Part of a data file:
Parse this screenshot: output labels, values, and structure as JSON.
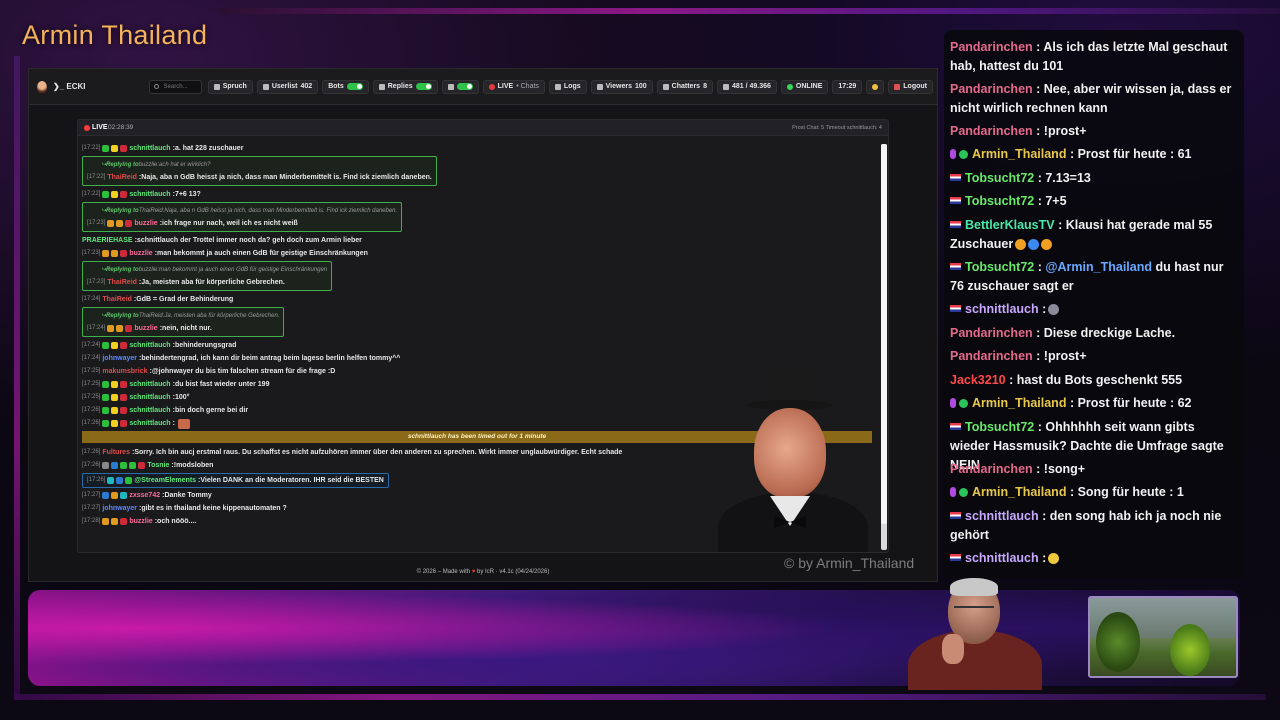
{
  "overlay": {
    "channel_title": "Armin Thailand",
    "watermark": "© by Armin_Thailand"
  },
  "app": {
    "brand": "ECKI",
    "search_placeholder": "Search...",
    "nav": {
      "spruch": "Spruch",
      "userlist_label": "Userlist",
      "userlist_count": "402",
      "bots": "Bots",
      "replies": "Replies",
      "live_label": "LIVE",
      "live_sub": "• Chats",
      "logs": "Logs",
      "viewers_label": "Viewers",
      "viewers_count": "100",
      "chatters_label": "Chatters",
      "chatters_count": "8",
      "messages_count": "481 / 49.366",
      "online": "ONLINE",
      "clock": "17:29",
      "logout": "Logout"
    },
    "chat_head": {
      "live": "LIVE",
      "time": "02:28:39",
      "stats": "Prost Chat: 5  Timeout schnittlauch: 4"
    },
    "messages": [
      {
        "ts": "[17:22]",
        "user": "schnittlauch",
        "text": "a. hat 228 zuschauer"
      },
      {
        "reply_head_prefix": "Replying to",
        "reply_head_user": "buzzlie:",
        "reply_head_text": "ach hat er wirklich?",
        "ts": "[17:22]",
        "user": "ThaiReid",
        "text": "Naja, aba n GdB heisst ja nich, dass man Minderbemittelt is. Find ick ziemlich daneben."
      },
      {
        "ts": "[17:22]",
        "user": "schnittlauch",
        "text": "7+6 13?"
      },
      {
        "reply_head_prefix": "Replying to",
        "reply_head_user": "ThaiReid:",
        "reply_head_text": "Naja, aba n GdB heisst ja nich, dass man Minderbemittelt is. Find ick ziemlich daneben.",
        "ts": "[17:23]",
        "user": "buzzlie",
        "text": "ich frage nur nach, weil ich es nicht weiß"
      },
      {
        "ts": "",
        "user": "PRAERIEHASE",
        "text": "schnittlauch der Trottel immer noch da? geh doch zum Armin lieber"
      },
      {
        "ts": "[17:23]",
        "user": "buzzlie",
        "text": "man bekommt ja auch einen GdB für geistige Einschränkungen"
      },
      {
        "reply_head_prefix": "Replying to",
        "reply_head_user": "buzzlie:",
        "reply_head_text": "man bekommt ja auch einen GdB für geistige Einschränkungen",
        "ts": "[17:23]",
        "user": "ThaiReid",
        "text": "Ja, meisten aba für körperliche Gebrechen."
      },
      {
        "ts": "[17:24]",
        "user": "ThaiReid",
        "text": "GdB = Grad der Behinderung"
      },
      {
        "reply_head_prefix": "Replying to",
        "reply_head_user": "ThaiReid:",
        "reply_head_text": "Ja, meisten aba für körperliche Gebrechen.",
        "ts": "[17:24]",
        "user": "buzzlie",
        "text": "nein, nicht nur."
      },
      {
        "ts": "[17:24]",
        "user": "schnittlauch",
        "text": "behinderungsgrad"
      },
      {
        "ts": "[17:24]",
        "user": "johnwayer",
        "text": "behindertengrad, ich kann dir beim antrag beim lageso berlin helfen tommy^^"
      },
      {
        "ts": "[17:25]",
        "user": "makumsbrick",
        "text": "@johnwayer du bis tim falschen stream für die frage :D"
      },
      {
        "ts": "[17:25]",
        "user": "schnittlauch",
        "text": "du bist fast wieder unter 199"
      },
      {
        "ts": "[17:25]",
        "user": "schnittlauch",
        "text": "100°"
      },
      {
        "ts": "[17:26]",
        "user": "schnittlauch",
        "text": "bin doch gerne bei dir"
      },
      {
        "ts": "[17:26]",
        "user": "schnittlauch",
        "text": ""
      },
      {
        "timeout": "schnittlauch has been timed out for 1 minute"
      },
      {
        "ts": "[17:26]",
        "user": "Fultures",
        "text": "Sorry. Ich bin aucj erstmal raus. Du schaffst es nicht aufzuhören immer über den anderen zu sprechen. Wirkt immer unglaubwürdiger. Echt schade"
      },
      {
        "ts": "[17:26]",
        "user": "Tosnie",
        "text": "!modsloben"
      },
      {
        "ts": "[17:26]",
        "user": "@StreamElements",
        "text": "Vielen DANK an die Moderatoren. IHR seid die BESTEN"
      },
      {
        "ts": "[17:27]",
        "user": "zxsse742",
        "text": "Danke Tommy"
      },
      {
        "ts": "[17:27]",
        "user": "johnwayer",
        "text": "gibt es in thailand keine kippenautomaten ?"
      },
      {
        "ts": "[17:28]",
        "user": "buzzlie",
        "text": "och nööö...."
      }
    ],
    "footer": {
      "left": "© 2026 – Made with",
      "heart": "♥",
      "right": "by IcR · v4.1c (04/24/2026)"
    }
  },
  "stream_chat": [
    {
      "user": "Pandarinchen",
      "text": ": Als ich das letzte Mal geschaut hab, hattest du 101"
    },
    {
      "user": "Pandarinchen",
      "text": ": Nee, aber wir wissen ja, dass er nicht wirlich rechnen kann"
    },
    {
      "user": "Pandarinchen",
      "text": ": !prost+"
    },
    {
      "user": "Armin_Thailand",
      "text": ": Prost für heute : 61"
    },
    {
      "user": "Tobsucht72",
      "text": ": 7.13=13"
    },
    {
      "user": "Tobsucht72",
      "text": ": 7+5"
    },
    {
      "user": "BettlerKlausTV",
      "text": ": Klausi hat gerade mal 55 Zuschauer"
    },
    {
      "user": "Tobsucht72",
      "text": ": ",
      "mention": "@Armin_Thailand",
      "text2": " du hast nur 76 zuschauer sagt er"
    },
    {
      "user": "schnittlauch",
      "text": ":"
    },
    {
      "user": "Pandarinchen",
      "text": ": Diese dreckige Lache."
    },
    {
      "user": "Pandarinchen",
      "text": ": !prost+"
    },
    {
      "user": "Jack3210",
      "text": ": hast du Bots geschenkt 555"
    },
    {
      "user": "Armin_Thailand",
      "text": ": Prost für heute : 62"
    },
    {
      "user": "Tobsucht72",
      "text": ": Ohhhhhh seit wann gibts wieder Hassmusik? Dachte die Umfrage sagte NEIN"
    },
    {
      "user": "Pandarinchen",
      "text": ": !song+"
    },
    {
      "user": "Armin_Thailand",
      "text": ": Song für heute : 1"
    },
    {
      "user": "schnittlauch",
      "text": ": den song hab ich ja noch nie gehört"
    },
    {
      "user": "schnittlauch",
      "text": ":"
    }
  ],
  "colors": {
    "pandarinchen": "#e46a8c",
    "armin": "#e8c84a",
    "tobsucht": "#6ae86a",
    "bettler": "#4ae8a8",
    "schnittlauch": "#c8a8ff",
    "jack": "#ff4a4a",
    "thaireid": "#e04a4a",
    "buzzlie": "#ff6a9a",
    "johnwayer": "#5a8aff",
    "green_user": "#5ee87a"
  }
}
--
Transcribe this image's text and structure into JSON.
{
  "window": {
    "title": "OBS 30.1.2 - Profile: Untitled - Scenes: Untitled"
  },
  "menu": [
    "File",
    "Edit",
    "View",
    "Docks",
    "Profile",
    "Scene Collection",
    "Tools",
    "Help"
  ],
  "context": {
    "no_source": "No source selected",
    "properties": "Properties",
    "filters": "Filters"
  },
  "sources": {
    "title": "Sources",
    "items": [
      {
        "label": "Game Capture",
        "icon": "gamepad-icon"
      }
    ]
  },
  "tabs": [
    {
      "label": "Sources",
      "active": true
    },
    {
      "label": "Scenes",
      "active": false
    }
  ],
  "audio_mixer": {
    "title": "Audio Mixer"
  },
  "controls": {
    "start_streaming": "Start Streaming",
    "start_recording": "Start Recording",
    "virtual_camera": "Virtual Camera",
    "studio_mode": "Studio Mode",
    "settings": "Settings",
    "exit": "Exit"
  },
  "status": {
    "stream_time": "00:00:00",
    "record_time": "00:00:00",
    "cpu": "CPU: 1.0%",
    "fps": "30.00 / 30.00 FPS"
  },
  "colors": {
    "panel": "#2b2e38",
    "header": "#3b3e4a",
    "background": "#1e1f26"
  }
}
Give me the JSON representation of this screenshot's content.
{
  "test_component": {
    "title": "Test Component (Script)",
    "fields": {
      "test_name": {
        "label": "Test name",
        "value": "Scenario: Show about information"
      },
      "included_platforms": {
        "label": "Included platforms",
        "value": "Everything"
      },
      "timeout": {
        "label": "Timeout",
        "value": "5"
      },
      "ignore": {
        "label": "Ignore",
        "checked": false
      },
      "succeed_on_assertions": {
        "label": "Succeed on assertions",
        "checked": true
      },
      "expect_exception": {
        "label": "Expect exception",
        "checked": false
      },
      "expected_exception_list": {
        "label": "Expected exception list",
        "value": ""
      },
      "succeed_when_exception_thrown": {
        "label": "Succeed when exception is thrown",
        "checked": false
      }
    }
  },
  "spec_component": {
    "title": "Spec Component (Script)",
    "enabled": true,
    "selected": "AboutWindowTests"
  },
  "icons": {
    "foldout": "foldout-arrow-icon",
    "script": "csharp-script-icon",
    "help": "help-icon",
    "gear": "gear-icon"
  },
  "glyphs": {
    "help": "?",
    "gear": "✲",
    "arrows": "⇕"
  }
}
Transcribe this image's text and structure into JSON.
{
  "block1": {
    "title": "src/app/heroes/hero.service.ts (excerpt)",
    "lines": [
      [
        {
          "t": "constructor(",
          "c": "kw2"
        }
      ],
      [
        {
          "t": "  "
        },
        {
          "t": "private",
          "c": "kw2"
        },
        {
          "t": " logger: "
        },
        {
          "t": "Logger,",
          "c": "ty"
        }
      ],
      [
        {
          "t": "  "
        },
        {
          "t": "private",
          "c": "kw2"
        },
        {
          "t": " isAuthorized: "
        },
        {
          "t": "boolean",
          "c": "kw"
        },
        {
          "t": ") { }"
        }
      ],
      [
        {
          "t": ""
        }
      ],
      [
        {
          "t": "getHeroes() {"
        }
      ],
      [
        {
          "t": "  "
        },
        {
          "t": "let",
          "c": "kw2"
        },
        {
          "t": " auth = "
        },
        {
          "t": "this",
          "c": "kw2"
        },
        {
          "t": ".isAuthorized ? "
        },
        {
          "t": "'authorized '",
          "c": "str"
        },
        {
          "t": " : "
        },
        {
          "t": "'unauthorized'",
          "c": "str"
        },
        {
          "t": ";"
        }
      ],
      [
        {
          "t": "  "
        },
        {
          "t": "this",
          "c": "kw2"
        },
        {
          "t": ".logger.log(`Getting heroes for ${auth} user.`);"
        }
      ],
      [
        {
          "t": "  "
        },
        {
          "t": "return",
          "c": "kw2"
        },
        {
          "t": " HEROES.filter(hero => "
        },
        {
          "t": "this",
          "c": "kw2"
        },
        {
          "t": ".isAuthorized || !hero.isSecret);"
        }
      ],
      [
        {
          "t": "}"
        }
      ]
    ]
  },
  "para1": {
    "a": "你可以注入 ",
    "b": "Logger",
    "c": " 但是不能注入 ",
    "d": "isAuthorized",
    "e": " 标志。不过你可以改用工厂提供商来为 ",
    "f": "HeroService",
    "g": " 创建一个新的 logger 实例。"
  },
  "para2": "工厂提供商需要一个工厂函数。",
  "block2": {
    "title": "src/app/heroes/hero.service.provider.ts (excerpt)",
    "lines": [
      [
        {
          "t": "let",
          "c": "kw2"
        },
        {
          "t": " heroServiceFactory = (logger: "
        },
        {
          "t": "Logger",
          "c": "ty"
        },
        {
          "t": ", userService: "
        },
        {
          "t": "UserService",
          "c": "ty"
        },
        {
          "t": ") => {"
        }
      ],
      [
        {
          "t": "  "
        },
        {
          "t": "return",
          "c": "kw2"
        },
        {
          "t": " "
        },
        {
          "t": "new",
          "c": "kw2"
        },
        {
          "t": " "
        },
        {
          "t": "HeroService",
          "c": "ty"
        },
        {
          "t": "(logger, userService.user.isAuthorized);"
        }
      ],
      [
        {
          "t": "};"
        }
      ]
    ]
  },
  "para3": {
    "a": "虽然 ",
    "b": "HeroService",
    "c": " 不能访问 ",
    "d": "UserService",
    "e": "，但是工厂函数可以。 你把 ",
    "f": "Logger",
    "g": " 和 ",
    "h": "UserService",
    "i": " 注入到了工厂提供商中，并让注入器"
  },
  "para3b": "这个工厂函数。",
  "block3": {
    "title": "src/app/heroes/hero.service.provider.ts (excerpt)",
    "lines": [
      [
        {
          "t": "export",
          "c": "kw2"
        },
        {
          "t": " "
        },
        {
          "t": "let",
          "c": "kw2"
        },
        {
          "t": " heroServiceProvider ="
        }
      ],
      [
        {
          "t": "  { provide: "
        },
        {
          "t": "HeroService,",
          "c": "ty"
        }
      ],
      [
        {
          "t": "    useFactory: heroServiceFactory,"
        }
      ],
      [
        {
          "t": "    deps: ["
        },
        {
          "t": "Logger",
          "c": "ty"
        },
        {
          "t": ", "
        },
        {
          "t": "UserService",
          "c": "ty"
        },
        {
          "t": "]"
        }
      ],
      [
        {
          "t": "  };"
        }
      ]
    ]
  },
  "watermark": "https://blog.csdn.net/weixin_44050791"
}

→ Stated task
Look through the entries above; copy each line where the string "true" appears.

→ Task result
      "active": true
        "checked": true
    "enabled": true,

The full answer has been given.